As president of New York University, John E. Sexton led an ambitious international expansion, opening campuses in Abu Dhabi and China. “For those who talk about making America first, here’s an area where we already are first,” said Sexton, who stepped down in 2016. “It seems crazy to undermine our position, but we’re doing just that.”
Ultimately, Sexton said, it will be American students, American colleges, and America itself that will be the losers if fewer international students come to study here. American colleges rely on talented students from abroad to fill graduate programs, particularly in the sciences. Learning how to deal with an increasingly connected world is critical, and with few Americans choosing to study abroad, interacting with classmates from overseas is a key way for domestic students to gain such a skill. And students who study here often return home with a more sophisticated and nuanced understanding of the United States, a form of soft diplomacy, Sexton said.
Not everyone is ready to throw in the towel. Jessica B. Sandberg, director of international admissions at Temple University, points out that international-student numbers fell after the September 2001 terrorist attacks, only to rebound. “As a country,” she said, “we bounced back.”
Still, last fall, for the first time in more than a decade, the enrollment of new international students declined.
The president and his policies are not, of course, the only reasons the United States is losing market share. Competition is on the rise from other countries, especially Canada, and the quality of education in many of the nations that have traditionally sent large numbers of students is improving. But the court’s ratification of the travel ban could make international recruitment that much more difficult, said Patti McGill Peterson, a senior fellow at the American Council on Education.
“It’s one thing to run a race,” Peterson said, “but you don’t want to run that race with two sandbags at your ankles.”
Colleges, individually and as part of a nationwide campaign dubbed #YouAreWelcomeHere, have attempted to counter messages sent by the travel ban and other policies by emphasizing that campuses remain safe and open.
Sandberg, who has spearheaded #YouAreWelcomeHere, notes that 100 colleges signed up for a webinar last week on starting a scholarship program for international students.
Such efforts, which present higher education as a welcoming island in the midst of choppy seas, are typically led by colleges’ international or admissions offices. And they are aimed at a specific constituency, international students and their parents, half a world away. But what about closer to home?

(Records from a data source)
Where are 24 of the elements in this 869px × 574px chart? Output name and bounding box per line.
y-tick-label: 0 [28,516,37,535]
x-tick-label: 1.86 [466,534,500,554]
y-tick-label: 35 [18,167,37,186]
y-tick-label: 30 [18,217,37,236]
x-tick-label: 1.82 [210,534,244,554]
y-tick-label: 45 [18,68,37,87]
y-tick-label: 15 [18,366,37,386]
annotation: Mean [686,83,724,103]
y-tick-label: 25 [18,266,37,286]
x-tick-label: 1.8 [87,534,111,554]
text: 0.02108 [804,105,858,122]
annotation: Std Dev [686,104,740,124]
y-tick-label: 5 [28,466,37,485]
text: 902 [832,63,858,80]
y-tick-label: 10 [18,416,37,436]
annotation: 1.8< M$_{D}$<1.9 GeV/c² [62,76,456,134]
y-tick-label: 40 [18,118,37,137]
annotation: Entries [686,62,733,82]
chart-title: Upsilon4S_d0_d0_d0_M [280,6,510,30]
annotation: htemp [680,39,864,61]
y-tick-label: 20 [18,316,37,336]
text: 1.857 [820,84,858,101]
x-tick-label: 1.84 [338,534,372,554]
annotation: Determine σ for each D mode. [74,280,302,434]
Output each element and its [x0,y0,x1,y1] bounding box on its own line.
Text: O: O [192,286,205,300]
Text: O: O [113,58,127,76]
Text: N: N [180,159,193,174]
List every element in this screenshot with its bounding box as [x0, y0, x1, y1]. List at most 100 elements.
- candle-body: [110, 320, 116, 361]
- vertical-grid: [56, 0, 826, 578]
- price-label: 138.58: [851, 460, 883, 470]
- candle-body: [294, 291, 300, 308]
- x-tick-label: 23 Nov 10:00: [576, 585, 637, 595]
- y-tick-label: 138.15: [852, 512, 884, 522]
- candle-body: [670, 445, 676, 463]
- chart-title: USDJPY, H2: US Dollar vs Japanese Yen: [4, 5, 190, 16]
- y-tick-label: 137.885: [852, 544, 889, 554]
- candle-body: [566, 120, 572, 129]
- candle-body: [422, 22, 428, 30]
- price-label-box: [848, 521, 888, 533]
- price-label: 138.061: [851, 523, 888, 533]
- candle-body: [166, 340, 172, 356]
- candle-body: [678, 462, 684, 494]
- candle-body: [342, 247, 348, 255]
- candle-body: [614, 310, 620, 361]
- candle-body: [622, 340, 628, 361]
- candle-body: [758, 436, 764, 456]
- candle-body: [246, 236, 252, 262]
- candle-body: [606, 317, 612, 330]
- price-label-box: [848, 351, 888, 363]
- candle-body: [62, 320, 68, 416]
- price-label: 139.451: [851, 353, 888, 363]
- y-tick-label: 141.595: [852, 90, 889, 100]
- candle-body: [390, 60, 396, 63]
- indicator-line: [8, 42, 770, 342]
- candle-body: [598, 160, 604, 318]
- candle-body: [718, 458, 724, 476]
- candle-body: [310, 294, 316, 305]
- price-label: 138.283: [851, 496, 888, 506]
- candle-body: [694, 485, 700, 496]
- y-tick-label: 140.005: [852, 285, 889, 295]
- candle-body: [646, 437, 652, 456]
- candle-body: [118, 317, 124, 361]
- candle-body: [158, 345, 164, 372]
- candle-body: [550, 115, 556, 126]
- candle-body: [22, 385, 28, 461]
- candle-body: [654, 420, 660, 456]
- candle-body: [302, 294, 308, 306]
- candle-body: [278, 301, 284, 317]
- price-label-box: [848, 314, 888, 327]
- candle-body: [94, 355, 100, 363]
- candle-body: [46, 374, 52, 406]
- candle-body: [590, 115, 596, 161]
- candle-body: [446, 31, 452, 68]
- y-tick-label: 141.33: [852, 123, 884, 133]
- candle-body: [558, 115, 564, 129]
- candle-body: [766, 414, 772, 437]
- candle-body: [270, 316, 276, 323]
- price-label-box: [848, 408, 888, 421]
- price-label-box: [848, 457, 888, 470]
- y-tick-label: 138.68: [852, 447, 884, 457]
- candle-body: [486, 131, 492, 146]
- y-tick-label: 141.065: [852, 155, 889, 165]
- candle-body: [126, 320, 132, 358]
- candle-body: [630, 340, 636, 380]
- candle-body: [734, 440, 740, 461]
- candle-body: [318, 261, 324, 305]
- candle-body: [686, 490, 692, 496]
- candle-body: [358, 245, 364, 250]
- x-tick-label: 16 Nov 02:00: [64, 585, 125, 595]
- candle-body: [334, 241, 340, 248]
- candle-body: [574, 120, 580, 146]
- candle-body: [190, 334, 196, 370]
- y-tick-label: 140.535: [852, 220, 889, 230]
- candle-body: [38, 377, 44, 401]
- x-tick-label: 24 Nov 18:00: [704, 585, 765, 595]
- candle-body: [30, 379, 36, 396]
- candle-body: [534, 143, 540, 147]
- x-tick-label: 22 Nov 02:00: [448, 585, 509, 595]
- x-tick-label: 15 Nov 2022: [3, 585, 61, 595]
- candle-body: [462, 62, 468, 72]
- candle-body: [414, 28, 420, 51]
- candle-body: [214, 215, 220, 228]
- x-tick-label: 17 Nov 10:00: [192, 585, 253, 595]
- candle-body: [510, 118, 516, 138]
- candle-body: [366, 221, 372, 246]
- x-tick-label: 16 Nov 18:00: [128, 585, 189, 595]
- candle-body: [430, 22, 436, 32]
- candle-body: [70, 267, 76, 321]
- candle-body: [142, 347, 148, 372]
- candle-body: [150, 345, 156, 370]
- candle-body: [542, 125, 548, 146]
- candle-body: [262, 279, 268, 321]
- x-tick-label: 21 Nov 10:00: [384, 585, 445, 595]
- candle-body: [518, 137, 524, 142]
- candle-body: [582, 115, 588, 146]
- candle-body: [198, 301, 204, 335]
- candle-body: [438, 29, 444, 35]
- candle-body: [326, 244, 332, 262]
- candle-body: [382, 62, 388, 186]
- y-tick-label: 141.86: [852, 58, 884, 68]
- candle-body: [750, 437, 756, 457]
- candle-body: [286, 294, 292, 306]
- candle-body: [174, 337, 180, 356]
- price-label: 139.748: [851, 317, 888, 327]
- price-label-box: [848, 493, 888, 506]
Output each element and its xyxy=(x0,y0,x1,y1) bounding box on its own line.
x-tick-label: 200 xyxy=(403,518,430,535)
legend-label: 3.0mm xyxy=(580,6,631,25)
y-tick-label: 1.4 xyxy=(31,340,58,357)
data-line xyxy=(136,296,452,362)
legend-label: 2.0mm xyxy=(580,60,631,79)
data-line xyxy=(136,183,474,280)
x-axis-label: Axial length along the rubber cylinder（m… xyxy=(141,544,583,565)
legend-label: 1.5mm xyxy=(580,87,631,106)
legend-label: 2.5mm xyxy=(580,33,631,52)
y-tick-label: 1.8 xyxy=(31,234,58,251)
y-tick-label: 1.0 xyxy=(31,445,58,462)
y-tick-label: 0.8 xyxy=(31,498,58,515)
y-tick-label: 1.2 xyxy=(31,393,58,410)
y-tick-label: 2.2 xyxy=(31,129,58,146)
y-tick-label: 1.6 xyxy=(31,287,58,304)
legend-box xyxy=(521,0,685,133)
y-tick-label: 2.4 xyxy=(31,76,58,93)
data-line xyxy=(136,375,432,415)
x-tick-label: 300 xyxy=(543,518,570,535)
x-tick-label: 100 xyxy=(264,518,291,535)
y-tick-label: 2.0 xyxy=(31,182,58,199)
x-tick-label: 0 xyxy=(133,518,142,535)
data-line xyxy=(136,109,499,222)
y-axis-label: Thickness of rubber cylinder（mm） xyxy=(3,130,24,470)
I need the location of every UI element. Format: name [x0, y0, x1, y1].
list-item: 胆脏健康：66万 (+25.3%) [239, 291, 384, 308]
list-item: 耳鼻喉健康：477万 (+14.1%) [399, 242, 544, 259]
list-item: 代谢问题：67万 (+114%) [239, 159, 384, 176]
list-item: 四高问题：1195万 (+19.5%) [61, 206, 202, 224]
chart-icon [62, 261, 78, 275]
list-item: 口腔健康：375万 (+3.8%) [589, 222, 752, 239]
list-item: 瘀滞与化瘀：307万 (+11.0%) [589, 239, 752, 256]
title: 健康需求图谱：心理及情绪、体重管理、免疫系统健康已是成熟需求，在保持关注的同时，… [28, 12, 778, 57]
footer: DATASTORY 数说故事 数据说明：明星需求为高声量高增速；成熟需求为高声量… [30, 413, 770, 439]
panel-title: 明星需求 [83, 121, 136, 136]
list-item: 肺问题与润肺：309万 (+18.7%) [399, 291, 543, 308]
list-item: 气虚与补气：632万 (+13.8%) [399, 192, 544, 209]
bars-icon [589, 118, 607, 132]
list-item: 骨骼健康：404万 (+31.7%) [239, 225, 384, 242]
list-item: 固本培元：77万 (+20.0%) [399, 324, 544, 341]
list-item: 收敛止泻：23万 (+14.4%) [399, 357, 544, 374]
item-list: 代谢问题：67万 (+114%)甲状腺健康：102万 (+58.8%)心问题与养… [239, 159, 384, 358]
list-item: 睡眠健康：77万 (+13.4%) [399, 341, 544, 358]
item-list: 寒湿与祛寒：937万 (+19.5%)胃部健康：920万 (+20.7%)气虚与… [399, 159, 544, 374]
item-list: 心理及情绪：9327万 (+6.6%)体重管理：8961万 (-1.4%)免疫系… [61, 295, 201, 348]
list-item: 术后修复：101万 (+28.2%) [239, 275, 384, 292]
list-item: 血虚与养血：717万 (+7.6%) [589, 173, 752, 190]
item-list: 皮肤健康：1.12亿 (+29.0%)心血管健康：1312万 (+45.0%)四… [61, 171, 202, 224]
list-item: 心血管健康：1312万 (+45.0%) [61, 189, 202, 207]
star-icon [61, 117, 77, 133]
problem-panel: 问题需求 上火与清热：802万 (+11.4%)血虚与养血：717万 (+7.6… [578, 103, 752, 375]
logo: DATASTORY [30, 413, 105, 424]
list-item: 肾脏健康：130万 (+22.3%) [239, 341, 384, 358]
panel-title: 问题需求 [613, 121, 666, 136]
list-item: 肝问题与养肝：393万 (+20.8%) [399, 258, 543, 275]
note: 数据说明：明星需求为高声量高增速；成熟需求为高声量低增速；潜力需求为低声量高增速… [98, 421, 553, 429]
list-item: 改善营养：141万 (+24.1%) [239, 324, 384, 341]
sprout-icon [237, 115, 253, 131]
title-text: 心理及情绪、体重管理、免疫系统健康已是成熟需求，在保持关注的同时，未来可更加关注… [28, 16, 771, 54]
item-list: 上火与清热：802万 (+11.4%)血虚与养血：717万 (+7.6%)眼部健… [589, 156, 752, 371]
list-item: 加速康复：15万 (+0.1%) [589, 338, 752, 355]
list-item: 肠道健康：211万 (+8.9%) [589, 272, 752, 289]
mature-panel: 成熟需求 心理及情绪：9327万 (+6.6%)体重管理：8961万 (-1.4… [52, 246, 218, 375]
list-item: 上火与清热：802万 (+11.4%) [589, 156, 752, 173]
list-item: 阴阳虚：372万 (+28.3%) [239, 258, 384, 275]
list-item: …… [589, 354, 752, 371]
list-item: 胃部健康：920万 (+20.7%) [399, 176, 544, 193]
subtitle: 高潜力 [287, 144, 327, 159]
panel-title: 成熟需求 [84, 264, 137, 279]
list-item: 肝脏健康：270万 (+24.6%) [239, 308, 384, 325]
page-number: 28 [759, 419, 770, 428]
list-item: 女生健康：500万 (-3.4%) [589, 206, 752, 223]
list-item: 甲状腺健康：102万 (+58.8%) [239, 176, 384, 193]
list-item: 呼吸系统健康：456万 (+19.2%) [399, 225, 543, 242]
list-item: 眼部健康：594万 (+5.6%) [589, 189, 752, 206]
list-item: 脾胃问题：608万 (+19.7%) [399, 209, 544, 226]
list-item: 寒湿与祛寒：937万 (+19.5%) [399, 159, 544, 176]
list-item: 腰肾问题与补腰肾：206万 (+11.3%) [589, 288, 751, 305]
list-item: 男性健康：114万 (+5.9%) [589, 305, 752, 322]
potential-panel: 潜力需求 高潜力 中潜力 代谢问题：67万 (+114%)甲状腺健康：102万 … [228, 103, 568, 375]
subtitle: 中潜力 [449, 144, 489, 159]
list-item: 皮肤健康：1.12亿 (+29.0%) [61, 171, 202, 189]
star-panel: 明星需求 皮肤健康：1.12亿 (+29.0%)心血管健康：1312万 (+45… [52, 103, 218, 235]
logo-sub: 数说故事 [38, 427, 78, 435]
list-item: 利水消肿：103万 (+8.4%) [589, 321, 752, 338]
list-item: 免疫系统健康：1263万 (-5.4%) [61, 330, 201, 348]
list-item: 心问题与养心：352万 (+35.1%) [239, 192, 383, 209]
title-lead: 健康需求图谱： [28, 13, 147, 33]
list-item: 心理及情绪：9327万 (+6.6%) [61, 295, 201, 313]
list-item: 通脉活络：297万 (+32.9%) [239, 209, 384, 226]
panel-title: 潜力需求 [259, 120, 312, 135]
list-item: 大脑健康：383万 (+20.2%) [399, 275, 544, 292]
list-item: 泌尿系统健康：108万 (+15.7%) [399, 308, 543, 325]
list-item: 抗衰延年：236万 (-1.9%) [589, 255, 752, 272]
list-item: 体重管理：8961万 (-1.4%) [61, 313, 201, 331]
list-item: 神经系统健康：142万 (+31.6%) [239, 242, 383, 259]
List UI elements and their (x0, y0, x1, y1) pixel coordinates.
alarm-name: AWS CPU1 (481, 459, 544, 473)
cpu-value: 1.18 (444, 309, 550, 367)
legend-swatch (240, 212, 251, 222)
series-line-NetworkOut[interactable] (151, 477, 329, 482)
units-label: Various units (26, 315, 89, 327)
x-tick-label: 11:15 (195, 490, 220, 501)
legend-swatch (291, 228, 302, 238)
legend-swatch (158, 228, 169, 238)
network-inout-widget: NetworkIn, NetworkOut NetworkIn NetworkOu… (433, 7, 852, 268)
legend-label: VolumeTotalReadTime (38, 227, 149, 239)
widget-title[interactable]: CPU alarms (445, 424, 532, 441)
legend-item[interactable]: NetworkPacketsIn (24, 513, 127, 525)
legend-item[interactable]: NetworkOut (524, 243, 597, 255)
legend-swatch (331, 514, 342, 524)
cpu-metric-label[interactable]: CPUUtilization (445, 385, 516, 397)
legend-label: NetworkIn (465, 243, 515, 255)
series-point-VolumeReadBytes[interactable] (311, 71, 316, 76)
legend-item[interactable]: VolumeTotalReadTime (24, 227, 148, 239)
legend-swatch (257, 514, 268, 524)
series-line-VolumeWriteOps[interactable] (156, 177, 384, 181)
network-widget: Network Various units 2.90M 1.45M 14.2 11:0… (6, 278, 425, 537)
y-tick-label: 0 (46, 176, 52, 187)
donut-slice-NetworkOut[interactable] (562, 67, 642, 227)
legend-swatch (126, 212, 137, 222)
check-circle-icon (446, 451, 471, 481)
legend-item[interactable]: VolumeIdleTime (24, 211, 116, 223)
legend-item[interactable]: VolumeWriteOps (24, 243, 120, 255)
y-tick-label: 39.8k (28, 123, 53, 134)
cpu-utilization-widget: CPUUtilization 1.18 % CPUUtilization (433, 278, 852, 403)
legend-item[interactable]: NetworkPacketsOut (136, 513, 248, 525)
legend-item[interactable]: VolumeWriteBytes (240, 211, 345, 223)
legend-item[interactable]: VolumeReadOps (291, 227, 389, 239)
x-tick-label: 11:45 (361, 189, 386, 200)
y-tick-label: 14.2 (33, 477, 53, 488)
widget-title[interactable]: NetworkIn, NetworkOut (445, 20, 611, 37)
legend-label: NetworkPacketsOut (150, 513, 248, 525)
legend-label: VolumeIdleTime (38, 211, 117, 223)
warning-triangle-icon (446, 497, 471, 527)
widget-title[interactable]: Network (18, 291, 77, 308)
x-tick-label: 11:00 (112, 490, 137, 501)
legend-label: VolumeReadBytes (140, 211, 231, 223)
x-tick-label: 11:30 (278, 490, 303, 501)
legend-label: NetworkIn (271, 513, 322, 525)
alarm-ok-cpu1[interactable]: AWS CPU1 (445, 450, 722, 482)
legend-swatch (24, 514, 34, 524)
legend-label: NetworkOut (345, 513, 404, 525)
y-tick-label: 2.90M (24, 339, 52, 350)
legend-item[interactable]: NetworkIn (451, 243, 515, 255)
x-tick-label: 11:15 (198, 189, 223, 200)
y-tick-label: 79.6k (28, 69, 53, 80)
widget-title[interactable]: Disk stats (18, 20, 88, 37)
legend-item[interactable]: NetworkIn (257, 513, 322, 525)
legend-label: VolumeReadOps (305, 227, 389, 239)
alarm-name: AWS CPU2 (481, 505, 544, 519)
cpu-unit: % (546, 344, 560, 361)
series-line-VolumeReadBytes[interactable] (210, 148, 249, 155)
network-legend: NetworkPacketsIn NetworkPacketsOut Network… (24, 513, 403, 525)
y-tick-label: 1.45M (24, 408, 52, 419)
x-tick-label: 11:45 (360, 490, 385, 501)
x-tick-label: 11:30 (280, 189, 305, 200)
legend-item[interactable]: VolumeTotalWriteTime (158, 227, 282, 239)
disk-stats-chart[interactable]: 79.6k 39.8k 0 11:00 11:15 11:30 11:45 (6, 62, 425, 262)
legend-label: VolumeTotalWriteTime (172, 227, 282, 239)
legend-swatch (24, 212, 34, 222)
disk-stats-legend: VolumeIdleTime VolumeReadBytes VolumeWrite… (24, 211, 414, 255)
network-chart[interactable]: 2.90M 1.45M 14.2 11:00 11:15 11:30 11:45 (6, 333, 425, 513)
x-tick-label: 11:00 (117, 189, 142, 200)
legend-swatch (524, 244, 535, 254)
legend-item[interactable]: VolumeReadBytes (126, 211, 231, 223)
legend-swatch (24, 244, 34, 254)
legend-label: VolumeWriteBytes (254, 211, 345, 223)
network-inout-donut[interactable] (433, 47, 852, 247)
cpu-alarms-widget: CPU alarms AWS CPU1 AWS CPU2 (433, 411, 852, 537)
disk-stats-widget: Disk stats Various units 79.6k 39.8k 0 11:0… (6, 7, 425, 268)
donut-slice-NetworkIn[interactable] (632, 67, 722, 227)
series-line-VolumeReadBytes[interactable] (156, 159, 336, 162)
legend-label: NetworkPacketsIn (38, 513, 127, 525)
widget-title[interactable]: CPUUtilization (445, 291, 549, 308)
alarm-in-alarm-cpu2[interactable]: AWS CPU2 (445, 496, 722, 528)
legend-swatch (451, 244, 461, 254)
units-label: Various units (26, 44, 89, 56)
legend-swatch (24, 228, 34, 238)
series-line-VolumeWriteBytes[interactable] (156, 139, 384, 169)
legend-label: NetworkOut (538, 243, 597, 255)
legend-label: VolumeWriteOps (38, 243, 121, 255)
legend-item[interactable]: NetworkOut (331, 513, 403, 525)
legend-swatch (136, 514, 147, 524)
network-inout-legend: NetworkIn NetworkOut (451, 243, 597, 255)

* Required action
Answer these questions from the passage on international students:
1. In which two places did New York University open campuses under John E. Sexton?
2. What position does Jessica B. Sandberg hold?
3. How many colleges signed up for the webinar on starting a scholarship program for international students?

* Result
1. Abu Dhabi and China.
2. Director of international admissions at Temple University.
3. 100.